To do: Pictures in the records should not be copied, but every other part must be repeated exactly.

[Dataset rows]
================

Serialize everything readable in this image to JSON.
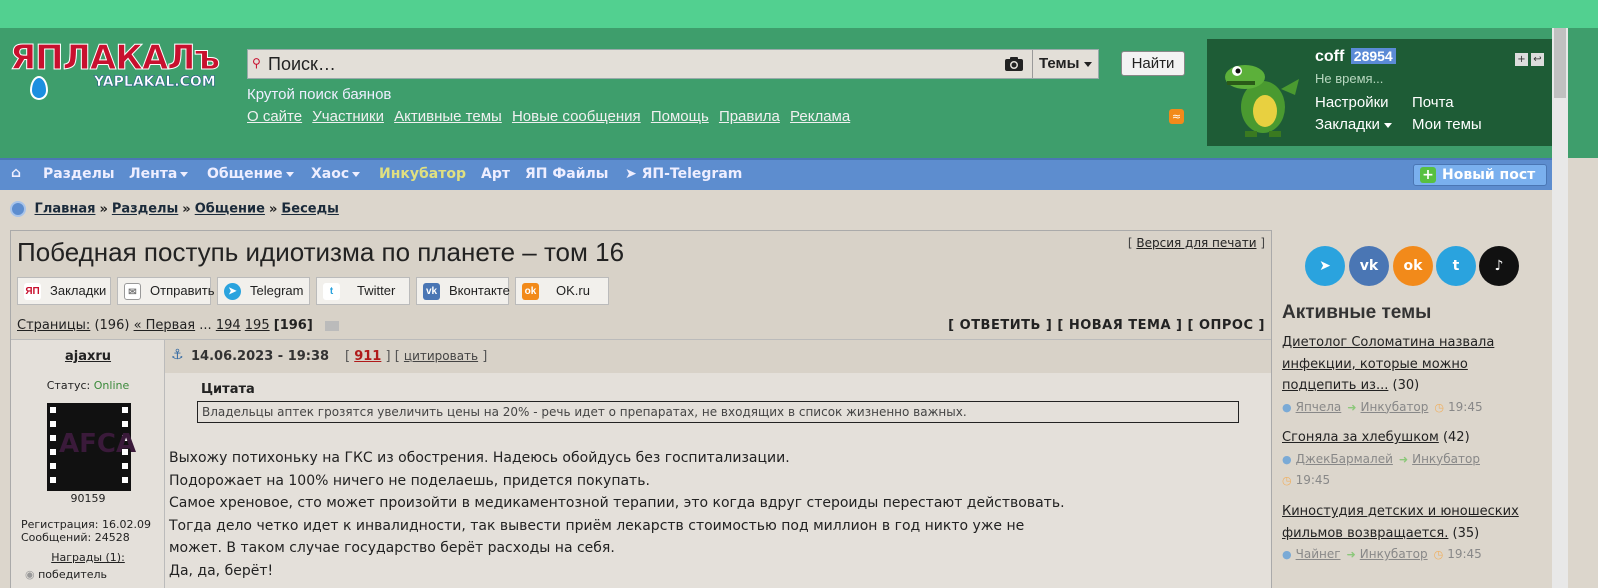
{
  "colors": {
    "top_stripe": "#52d090",
    "header_bg": "#3e9e6c",
    "nav_bg": "#5d8dcf",
    "user_panel_bg": "#1e5c36",
    "page_bg": "#dcd6cc",
    "incubator": "#e0e080"
  },
  "logo": {
    "main": "ЯПЛАКАЛъ",
    "sub": "YAPLAKAL.COM"
  },
  "search": {
    "placeholder": "Поиск…",
    "scope": "Темы",
    "button": "Найти",
    "tagline": "Крутой поиск баянов"
  },
  "top_links": [
    "О сайте",
    "Участники",
    "Активные темы",
    "Новые сообщения",
    "Помощь",
    "Правила",
    "Реклама"
  ],
  "user": {
    "name": "coff",
    "count": "28954",
    "status": "Не время...",
    "links": {
      "settings": "Настройки",
      "mail": "Почта",
      "bookmarks": "Закладки",
      "my_topics": "Мои темы"
    }
  },
  "nav": {
    "home_icon": "home-icon",
    "items": [
      "Разделы",
      "Лента",
      "Общение",
      "Хаос",
      "Инкубатор",
      "Арт",
      "ЯП Файлы",
      "ЯП-Telegram"
    ],
    "new_post": "Новый пост"
  },
  "breadcrumb": [
    "Главная",
    "Разделы",
    "Общение",
    "Беседы"
  ],
  "topic": {
    "title": "Победная поступь идиотизма по планете – том 16",
    "print_label": "Версия для печати",
    "share": [
      "Закладки",
      "Отправить",
      "Telegram",
      "Twitter",
      "Вконтакте",
      "OK.ru"
    ],
    "pages_label": "Страницы:",
    "pages_count": "(196)",
    "first": "« Первая",
    "ellipsis": "...",
    "pages": [
      "194",
      "195"
    ],
    "current_page": "[196]",
    "actions": "[ ОТВЕТИТЬ ] [ НОВАЯ ТЕМА ] [ ОПРОС ]"
  },
  "post": {
    "author": "ajaxru",
    "status_label": "Статус:",
    "status_value": "Online",
    "avatar_text": "AFCA",
    "user_id": "90159",
    "registration": "Регистрация: 16.02.09",
    "messages": "Сообщений: 24528",
    "awards": "Награды (1):",
    "award_first": "победитель",
    "date": "14.06.2023 - 19:38",
    "number": "911",
    "quote_link": "цитировать",
    "quote_title": "Цитата",
    "quote_text": "Владельцы аптек грозятся увеличить цены на 20% - речь идет о препаратах, не входящих в список жизненно важных.",
    "lines": [
      "Выхожу потихоньку на ГКС из обострения. Надеюсь обойдусь без госпитализации.",
      "Подорожает на 100% ничего не поделаешь, придется покупать.",
      "Самое хреновое, сто может произойти в медикаментозной терапии, это когда вдруг стероиды перестают действовать.",
      "Тогда дело четко идет к инвалидности, так вывести приём лекарств стоимостью под миллион в год никто уже не",
      "может. В таком случае государство берёт расходы на себя.",
      "Да, да, берёт!"
    ]
  },
  "sidebar": {
    "socials": [
      "telegram-icon",
      "vk-icon",
      "ok-icon",
      "twitter-icon",
      "tiktok-icon"
    ],
    "active_title": "Активные темы",
    "topics": [
      {
        "title_lines": [
          "Диетолог Соломатина назвала",
          "инфекции, которые можно",
          "подцепить из..."
        ],
        "count": "(30)",
        "user": "Япчела",
        "section": "Инкубатор",
        "time": "19:45"
      },
      {
        "title_lines": [
          "Сгоняла за хлебушком"
        ],
        "count": "(42)",
        "user": "ДжекБармалей",
        "section": "Инкубатор",
        "time": "19:45"
      },
      {
        "title_lines": [
          "Киностудия детских и юношеских",
          "фильмов возвращается."
        ],
        "count": "(35)",
        "user": "Чайнег",
        "section": "Инкубатор",
        "time": "19:45"
      }
    ]
  }
}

================

Task result:
Serialize everything readable in this image to JSON.
{
  "colors": {
    "top_stripe": "#52d090",
    "header_bg": "#3e9e6c",
    "nav_bg": "#5d8dcf",
    "user_panel_bg": "#1e5c36",
    "page_bg": "#dcd6cc",
    "incubator": "#e0e080"
  },
  "logo": {
    "main": "ЯПЛАКАЛъ",
    "sub": "YAPLAKAL.COM"
  },
  "search": {
    "placeholder": "Поиск…",
    "scope": "Темы",
    "button": "Найти",
    "tagline": "Крутой поиск баянов"
  },
  "top_links": [
    "О сайте",
    "Участники",
    "Активные темы",
    "Новые сообщения",
    "Помощь",
    "Правила",
    "Реклама"
  ],
  "user": {
    "name": "coff",
    "count": "28954",
    "status": "Не время...",
    "links": {
      "settings": "Настройки",
      "mail": "Почта",
      "bookmarks": "Закладки",
      "my_topics": "Мои темы"
    }
  },
  "nav": {
    "home_icon": "home-icon",
    "items": [
      "Разделы",
      "Лента",
      "Общение",
      "Хаос",
      "Инкубатор",
      "Арт",
      "ЯП Файлы",
      "ЯП-Telegram"
    ],
    "new_post": "Новый пост"
  },
  "breadcrumb": [
    "Главная",
    "Разделы",
    "Общение",
    "Беседы"
  ],
  "topic": {
    "title": "Победная поступь идиотизма по планете – том 16",
    "print_label": "Версия для печати",
    "share": [
      "Закладки",
      "Отправить",
      "Telegram",
      "Twitter",
      "Вконтакте",
      "OK.ru"
    ],
    "pages_label": "Страницы:",
    "pages_count": "(196)",
    "first": "« Первая",
    "ellipsis": "...",
    "pages": [
      "194",
      "195"
    ],
    "current_page": "[196]",
    "actions": "[ ОТВЕТИТЬ ] [ НОВАЯ ТЕМА ] [ ОПРОС ]"
  },
  "post": {
    "author": "ajaxru",
    "status_label": "Статус:",
    "status_value": "Online",
    "avatar_text": "AFCA",
    "user_id": "90159",
    "registration": "Регистрация: 16.02.09",
    "messages": "Сообщений: 24528",
    "awards": "Награды (1):",
    "award_first": "победитель",
    "date": "14.06.2023 - 19:38",
    "number": "911",
    "quote_link": "цитировать",
    "quote_title": "Цитата",
    "quote_text": "Владельцы аптек грозятся увеличить цены на 20% - речь идет о препаратах, не входящих в список жизненно важных.",
    "lines": [
      "Выхожу потихоньку на ГКС из обострения. Надеюсь обойдусь без госпитализации.",
      "Подорожает на 100% ничего не поделаешь, придется покупать.",
      "Самое хреновое, сто может произойти в медикаментозной терапии, это когда вдруг стероиды перестают действовать.",
      "Тогда дело четко идет к инвалидности, так вывести приём лекарств стоимостью под миллион в год никто уже не",
      "может. В таком случае государство берёт расходы на себя.",
      "Да, да, берёт!"
    ]
  },
  "sidebar": {
    "socials": [
      "telegram-icon",
      "vk-icon",
      "ok-icon",
      "twitter-icon",
      "tiktok-icon"
    ],
    "active_title": "Активные темы",
    "topics": [
      {
        "title_lines": [
          "Диетолог Соломатина назвала",
          "инфекции, которые можно",
          "подцепить из..."
        ],
        "count": "(30)",
        "user": "Япчела",
        "section": "Инкубатор",
        "time": "19:45"
      },
      {
        "title_lines": [
          "Сгоняла за хлебушком"
        ],
        "count": "(42)",
        "user": "ДжекБармалей",
        "section": "Инкубатор",
        "time": "19:45"
      },
      {
        "title_lines": [
          "Киностудия детских и юношеских",
          "фильмов возвращается."
        ],
        "count": "(35)",
        "user": "Чайнег",
        "section": "Инкубатор",
        "time": "19:45"
      }
    ]
  }
}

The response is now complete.